Give back the full material, exactly as it reads.

>> START Records provided

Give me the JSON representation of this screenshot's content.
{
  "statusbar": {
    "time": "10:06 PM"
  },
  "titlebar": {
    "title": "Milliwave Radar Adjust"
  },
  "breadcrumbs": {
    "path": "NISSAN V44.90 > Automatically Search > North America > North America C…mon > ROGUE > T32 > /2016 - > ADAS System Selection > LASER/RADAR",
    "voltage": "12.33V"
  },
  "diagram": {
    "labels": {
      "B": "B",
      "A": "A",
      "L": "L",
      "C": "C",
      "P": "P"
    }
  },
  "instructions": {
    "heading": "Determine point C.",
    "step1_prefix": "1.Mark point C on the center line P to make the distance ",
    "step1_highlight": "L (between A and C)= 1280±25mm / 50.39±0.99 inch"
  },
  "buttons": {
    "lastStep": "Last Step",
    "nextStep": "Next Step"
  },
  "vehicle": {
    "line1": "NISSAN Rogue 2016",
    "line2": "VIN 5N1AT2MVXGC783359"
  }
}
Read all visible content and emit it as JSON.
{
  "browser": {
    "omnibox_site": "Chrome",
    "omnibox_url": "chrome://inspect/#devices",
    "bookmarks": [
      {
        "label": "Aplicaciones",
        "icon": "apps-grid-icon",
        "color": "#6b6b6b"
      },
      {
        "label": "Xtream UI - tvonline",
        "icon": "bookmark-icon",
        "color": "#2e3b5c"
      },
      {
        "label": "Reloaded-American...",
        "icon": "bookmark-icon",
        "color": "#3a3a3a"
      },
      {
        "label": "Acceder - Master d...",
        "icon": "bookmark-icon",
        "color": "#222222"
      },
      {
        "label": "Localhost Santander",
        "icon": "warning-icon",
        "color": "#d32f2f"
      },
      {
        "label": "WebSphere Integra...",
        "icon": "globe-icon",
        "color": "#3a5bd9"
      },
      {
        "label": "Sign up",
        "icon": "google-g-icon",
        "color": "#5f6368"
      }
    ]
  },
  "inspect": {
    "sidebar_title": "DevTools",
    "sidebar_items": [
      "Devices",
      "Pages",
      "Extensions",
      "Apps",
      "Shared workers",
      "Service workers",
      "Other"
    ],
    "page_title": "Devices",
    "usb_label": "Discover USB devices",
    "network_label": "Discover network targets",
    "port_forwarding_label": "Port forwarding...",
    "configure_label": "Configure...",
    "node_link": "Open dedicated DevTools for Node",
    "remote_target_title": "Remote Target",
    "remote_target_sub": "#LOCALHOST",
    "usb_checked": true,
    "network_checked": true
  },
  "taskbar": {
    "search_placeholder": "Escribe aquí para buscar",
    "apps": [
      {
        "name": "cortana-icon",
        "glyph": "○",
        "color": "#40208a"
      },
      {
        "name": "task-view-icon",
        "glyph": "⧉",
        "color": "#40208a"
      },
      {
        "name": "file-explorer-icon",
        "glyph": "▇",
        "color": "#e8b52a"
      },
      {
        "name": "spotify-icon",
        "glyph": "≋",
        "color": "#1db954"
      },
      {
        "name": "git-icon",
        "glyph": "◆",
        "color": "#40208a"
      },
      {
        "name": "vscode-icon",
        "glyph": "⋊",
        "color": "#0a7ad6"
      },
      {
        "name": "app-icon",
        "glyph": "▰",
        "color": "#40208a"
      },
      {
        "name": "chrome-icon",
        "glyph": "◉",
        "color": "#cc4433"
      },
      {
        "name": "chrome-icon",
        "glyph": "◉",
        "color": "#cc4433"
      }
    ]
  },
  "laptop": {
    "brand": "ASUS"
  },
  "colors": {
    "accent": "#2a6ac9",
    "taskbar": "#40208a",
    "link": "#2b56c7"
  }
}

>> END Records provided

_The solution:_
Give me the JSON representation of this screenshot's content.
{
  "statusbar": {
    "time": "10:06 PM"
  },
  "titlebar": {
    "title": "Milliwave Radar Adjust"
  },
  "breadcrumbs": {
    "path": "NISSAN V44.90 > Automatically Search > North America > North America C…mon > ROGUE > T32 > /2016 - > ADAS System Selection > LASER/RADAR",
    "voltage": "12.33V"
  },
  "diagram": {
    "labels": {
      "B": "B",
      "A": "A",
      "L": "L",
      "C": "C",
      "P": "P"
    }
  },
  "instructions": {
    "heading": "Determine point C.",
    "step1_prefix": "1.Mark point C on the center line P to make the distance ",
    "step1_highlight": "L (between A and C)= 1280±25mm / 50.39±0.99 inch"
  },
  "buttons": {
    "lastStep": "Last Step",
    "nextStep": "Next Step"
  },
  "vehicle": {
    "line1": "NISSAN Rogue 2016",
    "line2": "VIN 5N1AT2MVXGC783359"
  }
}
Read all visible content and emit it as JSON.
{
  "browser": {
    "omnibox_site": "Chrome",
    "omnibox_url": "chrome://inspect/#devices",
    "bookmarks": [
      {
        "label": "Aplicaciones",
        "icon": "apps-grid-icon",
        "color": "#6b6b6b"
      },
      {
        "label": "Xtream UI - tvonline",
        "icon": "bookmark-icon",
        "color": "#2e3b5c"
      },
      {
        "label": "Reloaded-American...",
        "icon": "bookmark-icon",
        "color": "#3a3a3a"
      },
      {
        "label": "Acceder - Master d...",
        "icon": "bookmark-icon",
        "color": "#222222"
      },
      {
        "label": "Localhost Santander",
        "icon": "warning-icon",
        "color": "#d32f2f"
      },
      {
        "label": "WebSphere Integra...",
        "icon": "globe-icon",
        "color": "#3a5bd9"
      },
      {
        "label": "Sign up",
        "icon": "google-g-icon",
        "color": "#5f6368"
      }
    ]
  },
  "inspect": {
    "sidebar_title": "DevTools",
    "sidebar_items": [
      "Devices",
      "Pages",
      "Extensions",
      "Apps",
      "Shared workers",
      "Service workers",
      "Other"
    ],
    "page_title": "Devices",
    "usb_label": "Discover USB devices",
    "network_label": "Discover network targets",
    "port_forwarding_label": "Port forwarding...",
    "configure_label": "Configure...",
    "node_link": "Open dedicated DevTools for Node",
    "remote_target_title": "Remote Target",
    "remote_target_sub": "#LOCALHOST",
    "usb_checked": true,
    "network_checked": true
  },
  "taskbar": {
    "search_placeholder": "Escribe aquí para buscar",
    "apps": [
      {
        "name": "cortana-icon",
        "glyph": "○",
        "color": "#40208a"
      },
      {
        "name": "task-view-icon",
        "glyph": "⧉",
        "color": "#40208a"
      },
      {
        "name": "file-explorer-icon",
        "glyph": "▇",
        "color": "#e8b52a"
      },
      {
        "name": "spotify-icon",
        "glyph": "≋",
        "color": "#1db954"
      },
      {
        "name": "git-icon",
        "glyph": "◆",
        "color": "#40208a"
      },
      {
        "name": "vscode-icon",
        "glyph": "⋊",
        "color": "#0a7ad6"
      },
      {
        "name": "app-icon",
        "glyph": "▰",
        "color": "#40208a"
      },
      {
        "name": "chrome-icon",
        "glyph": "◉",
        "color": "#cc4433"
      },
      {
        "name": "chrome-icon",
        "glyph": "◉",
        "color": "#cc4433"
      }
    ]
  },
  "laptop": {
    "brand": "ASUS"
  },
  "colors": {
    "accent": "#2a6ac9",
    "taskbar": "#40208a",
    "link": "#2b56c7"
  }
}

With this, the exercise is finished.